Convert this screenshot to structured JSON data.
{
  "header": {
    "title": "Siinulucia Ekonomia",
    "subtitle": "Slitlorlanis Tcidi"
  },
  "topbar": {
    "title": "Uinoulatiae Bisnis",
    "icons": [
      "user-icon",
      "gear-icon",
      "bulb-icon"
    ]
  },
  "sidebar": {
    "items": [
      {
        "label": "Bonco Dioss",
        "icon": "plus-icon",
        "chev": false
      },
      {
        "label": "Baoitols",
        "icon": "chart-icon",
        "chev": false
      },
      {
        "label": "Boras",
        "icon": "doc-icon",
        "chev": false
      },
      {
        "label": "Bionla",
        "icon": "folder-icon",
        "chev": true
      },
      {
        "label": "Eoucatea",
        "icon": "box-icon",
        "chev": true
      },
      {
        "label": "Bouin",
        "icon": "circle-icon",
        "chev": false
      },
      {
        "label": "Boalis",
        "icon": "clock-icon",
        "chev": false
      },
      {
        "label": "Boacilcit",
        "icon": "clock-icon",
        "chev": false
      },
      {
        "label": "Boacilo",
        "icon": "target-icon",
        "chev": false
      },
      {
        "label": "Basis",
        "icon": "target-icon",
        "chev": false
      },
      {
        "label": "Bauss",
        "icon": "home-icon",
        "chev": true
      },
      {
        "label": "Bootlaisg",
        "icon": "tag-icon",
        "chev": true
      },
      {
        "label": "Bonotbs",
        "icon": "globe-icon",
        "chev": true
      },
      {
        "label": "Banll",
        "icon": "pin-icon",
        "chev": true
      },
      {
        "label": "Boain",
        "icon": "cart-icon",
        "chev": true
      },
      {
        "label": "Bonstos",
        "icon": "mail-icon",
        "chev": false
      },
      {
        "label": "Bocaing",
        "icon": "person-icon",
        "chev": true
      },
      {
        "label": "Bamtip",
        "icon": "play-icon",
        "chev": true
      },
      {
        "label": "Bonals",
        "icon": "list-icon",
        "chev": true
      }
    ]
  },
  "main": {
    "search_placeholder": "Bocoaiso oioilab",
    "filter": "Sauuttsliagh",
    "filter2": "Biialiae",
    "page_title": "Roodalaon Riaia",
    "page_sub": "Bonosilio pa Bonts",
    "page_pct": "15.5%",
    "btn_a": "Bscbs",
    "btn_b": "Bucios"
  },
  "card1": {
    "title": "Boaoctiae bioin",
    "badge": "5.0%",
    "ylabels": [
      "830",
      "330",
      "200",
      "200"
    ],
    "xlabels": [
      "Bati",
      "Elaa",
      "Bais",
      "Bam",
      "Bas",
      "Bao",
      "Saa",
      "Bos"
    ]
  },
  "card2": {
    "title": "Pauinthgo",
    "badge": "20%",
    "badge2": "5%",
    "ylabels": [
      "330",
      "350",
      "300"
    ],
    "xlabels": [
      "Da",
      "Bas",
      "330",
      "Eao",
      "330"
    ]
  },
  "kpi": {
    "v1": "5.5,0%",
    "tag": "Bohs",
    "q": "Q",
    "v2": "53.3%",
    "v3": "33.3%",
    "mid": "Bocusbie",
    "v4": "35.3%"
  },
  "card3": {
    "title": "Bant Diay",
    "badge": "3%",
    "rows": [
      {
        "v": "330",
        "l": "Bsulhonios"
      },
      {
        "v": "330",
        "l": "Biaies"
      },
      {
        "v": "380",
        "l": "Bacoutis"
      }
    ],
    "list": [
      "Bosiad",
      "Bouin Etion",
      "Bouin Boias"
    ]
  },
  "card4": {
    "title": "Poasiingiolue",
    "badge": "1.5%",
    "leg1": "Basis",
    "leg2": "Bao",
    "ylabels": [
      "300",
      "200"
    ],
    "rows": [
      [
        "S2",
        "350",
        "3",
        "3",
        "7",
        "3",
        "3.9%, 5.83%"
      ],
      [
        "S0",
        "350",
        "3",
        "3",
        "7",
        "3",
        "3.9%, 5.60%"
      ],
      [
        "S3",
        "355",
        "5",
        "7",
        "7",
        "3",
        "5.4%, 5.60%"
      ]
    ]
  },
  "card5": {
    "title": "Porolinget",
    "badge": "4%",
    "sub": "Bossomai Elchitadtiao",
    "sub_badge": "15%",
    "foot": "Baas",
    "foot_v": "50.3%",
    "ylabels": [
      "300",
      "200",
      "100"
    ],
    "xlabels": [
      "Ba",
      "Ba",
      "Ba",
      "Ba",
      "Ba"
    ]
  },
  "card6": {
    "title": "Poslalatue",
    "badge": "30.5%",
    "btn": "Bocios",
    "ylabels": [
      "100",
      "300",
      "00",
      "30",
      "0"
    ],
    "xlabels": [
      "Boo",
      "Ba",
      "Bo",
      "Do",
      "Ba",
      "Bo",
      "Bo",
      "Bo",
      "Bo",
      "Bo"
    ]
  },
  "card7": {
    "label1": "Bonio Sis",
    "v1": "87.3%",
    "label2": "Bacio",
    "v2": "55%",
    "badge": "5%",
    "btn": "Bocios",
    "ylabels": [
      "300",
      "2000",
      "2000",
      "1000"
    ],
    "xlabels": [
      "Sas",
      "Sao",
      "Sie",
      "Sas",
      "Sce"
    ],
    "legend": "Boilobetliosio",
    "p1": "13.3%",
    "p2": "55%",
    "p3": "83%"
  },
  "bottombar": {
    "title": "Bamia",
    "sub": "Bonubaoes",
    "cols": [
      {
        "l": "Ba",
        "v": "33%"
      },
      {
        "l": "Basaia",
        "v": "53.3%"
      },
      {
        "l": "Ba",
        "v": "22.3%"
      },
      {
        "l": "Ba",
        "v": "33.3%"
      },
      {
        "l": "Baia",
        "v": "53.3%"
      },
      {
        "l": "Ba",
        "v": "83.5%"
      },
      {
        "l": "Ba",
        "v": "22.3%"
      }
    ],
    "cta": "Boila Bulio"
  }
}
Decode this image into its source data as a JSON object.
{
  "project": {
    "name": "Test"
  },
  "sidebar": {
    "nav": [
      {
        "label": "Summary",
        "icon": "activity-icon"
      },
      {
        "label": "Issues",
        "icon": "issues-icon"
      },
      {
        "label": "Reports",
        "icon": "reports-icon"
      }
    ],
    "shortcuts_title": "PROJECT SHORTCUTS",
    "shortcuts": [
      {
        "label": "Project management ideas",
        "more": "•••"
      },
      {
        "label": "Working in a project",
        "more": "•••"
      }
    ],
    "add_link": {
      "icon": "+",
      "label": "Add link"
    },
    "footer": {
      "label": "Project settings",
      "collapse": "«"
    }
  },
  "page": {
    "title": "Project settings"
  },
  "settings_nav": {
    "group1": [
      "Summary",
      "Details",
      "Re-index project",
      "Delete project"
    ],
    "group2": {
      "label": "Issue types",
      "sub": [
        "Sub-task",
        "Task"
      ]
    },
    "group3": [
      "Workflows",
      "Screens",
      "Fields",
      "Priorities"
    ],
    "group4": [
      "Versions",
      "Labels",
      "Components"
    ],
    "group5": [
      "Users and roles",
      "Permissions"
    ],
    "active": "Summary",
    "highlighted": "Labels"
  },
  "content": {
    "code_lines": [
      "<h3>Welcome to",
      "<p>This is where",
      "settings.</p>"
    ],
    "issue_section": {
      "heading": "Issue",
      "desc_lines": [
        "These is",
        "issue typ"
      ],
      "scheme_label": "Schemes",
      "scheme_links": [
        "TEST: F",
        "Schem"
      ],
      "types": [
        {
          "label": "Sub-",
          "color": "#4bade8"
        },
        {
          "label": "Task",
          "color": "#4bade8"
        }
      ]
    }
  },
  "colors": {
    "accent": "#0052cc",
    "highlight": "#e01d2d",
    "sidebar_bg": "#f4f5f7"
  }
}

#####

Exercise objective - Send back every record, precisely as written.

Full output -
Convert this screenshot to structured JSON data.
{
  "header": {
    "title": "Siinulucia Ekonomia",
    "subtitle": "Slitlorlanis Tcidi"
  },
  "topbar": {
    "title": "Uinoulatiae Bisnis",
    "icons": [
      "user-icon",
      "gear-icon",
      "bulb-icon"
    ]
  },
  "sidebar": {
    "items": [
      {
        "label": "Bonco Dioss",
        "icon": "plus-icon",
        "chev": false
      },
      {
        "label": "Baoitols",
        "icon": "chart-icon",
        "chev": false
      },
      {
        "label": "Boras",
        "icon": "doc-icon",
        "chev": false
      },
      {
        "label": "Bionla",
        "icon": "folder-icon",
        "chev": true
      },
      {
        "label": "Eoucatea",
        "icon": "box-icon",
        "chev": true
      },
      {
        "label": "Bouin",
        "icon": "circle-icon",
        "chev": false
      },
      {
        "label": "Boalis",
        "icon": "clock-icon",
        "chev": false
      },
      {
        "label": "Boacilcit",
        "icon": "clock-icon",
        "chev": false
      },
      {
        "label": "Boacilo",
        "icon": "target-icon",
        "chev": false
      },
      {
        "label": "Basis",
        "icon": "target-icon",
        "chev": false
      },
      {
        "label": "Bauss",
        "icon": "home-icon",
        "chev": true
      },
      {
        "label": "Bootlaisg",
        "icon": "tag-icon",
        "chev": true
      },
      {
        "label": "Bonotbs",
        "icon": "globe-icon",
        "chev": true
      },
      {
        "label": "Banll",
        "icon": "pin-icon",
        "chev": true
      },
      {
        "label": "Boain",
        "icon": "cart-icon",
        "chev": true
      },
      {
        "label": "Bonstos",
        "icon": "mail-icon",
        "chev": false
      },
      {
        "label": "Bocaing",
        "icon": "person-icon",
        "chev": true
      },
      {
        "label": "Bamtip",
        "icon": "play-icon",
        "chev": true
      },
      {
        "label": "Bonals",
        "icon": "list-icon",
        "chev": true
      }
    ]
  },
  "main": {
    "search_placeholder": "Bocoaiso oioilab",
    "filter": "Sauuttsliagh",
    "filter2": "Biialiae",
    "page_title": "Roodalaon Riaia",
    "page_sub": "Bonosilio pa Bonts",
    "page_pct": "15.5%",
    "btn_a": "Bscbs",
    "btn_b": "Bucios"
  },
  "card1": {
    "title": "Boaoctiae bioin",
    "badge": "5.0%",
    "ylabels": [
      "830",
      "330",
      "200",
      "200"
    ],
    "xlabels": [
      "Bati",
      "Elaa",
      "Bais",
      "Bam",
      "Bas",
      "Bao",
      "Saa",
      "Bos"
    ]
  },
  "card2": {
    "title": "Pauinthgo",
    "badge": "20%",
    "badge2": "5%",
    "ylabels": [
      "330",
      "350",
      "300"
    ],
    "xlabels": [
      "Da",
      "Bas",
      "330",
      "Eao",
      "330"
    ]
  },
  "kpi": {
    "v1": "5.5,0%",
    "tag": "Bohs",
    "q": "Q",
    "v2": "53.3%",
    "v3": "33.3%",
    "mid": "Bocusbie",
    "v4": "35.3%"
  },
  "card3": {
    "title": "Bant Diay",
    "badge": "3%",
    "rows": [
      {
        "v": "330",
        "l": "Bsulhonios"
      },
      {
        "v": "330",
        "l": "Biaies"
      },
      {
        "v": "380",
        "l": "Bacoutis"
      }
    ],
    "list": [
      "Bosiad",
      "Bouin Etion",
      "Bouin Boias"
    ]
  },
  "card4": {
    "title": "Poasiingiolue",
    "badge": "1.5%",
    "leg1": "Basis",
    "leg2": "Bao",
    "ylabels": [
      "300",
      "200"
    ],
    "rows": [
      [
        "S2",
        "350",
        "3",
        "3",
        "7",
        "3",
        "3.9%, 5.83%"
      ],
      [
        "S0",
        "350",
        "3",
        "3",
        "7",
        "3",
        "3.9%, 5.60%"
      ],
      [
        "S3",
        "355",
        "5",
        "7",
        "7",
        "3",
        "5.4%, 5.60%"
      ]
    ]
  },
  "card5": {
    "title": "Porolinget",
    "badge": "4%",
    "sub": "Bossomai Elchitadtiao",
    "sub_badge": "15%",
    "foot": "Baas",
    "foot_v": "50.3%",
    "ylabels": [
      "300",
      "200",
      "100"
    ],
    "xlabels": [
      "Ba",
      "Ba",
      "Ba",
      "Ba",
      "Ba"
    ]
  },
  "card6": {
    "title": "Poslalatue",
    "badge": "30.5%",
    "btn": "Bocios",
    "ylabels": [
      "100",
      "300",
      "00",
      "30",
      "0"
    ],
    "xlabels": [
      "Boo",
      "Ba",
      "Bo",
      "Do",
      "Ba",
      "Bo",
      "Bo",
      "Bo",
      "Bo",
      "Bo"
    ]
  },
  "card7": {
    "label1": "Bonio Sis",
    "v1": "87.3%",
    "label2": "Bacio",
    "v2": "55%",
    "badge": "5%",
    "btn": "Bocios",
    "ylabels": [
      "300",
      "2000",
      "2000",
      "1000"
    ],
    "xlabels": [
      "Sas",
      "Sao",
      "Sie",
      "Sas",
      "Sce"
    ],
    "legend": "Boilobetliosio",
    "p1": "13.3%",
    "p2": "55%",
    "p3": "83%"
  },
  "bottombar": {
    "title": "Bamia",
    "sub": "Bonubaoes",
    "cols": [
      {
        "l": "Ba",
        "v": "33%"
      },
      {
        "l": "Basaia",
        "v": "53.3%"
      },
      {
        "l": "Ba",
        "v": "22.3%"
      },
      {
        "l": "Ba",
        "v": "33.3%"
      },
      {
        "l": "Baia",
        "v": "53.3%"
      },
      {
        "l": "Ba",
        "v": "83.5%"
      },
      {
        "l": "Ba",
        "v": "22.3%"
      }
    ],
    "cta": "Boila Bulio"
  }
}
Decode this image into its source data as a JSON object.
{
  "project": {
    "name": "Test"
  },
  "sidebar": {
    "nav": [
      {
        "label": "Summary",
        "icon": "activity-icon"
      },
      {
        "label": "Issues",
        "icon": "issues-icon"
      },
      {
        "label": "Reports",
        "icon": "reports-icon"
      }
    ],
    "shortcuts_title": "PROJECT SHORTCUTS",
    "shortcuts": [
      {
        "label": "Project management ideas",
        "more": "•••"
      },
      {
        "label": "Working in a project",
        "more": "•••"
      }
    ],
    "add_link": {
      "icon": "+",
      "label": "Add link"
    },
    "footer": {
      "label": "Project settings",
      "collapse": "«"
    }
  },
  "page": {
    "title": "Project settings"
  },
  "settings_nav": {
    "group1": [
      "Summary",
      "Details",
      "Re-index project",
      "Delete project"
    ],
    "group2": {
      "label": "Issue types",
      "sub": [
        "Sub-task",
        "Task"
      ]
    },
    "group3": [
      "Workflows",
      "Screens",
      "Fields",
      "Priorities"
    ],
    "group4": [
      "Versions",
      "Labels",
      "Components"
    ],
    "group5": [
      "Users and roles",
      "Permissions"
    ],
    "active": "Summary",
    "highlighted": "Labels"
  },
  "content": {
    "code_lines": [
      "<h3>Welcome to",
      "<p>This is where",
      "settings.</p>"
    ],
    "issue_section": {
      "heading": "Issue",
      "desc_lines": [
        "These is",
        "issue typ"
      ],
      "scheme_label": "Schemes",
      "scheme_links": [
        "TEST: F",
        "Schem"
      ],
      "types": [
        {
          "label": "Sub-",
          "color": "#4bade8"
        },
        {
          "label": "Task",
          "color": "#4bade8"
        }
      ]
    }
  },
  "colors": {
    "accent": "#0052cc",
    "highlight": "#e01d2d",
    "sidebar_bg": "#f4f5f7"
  }
}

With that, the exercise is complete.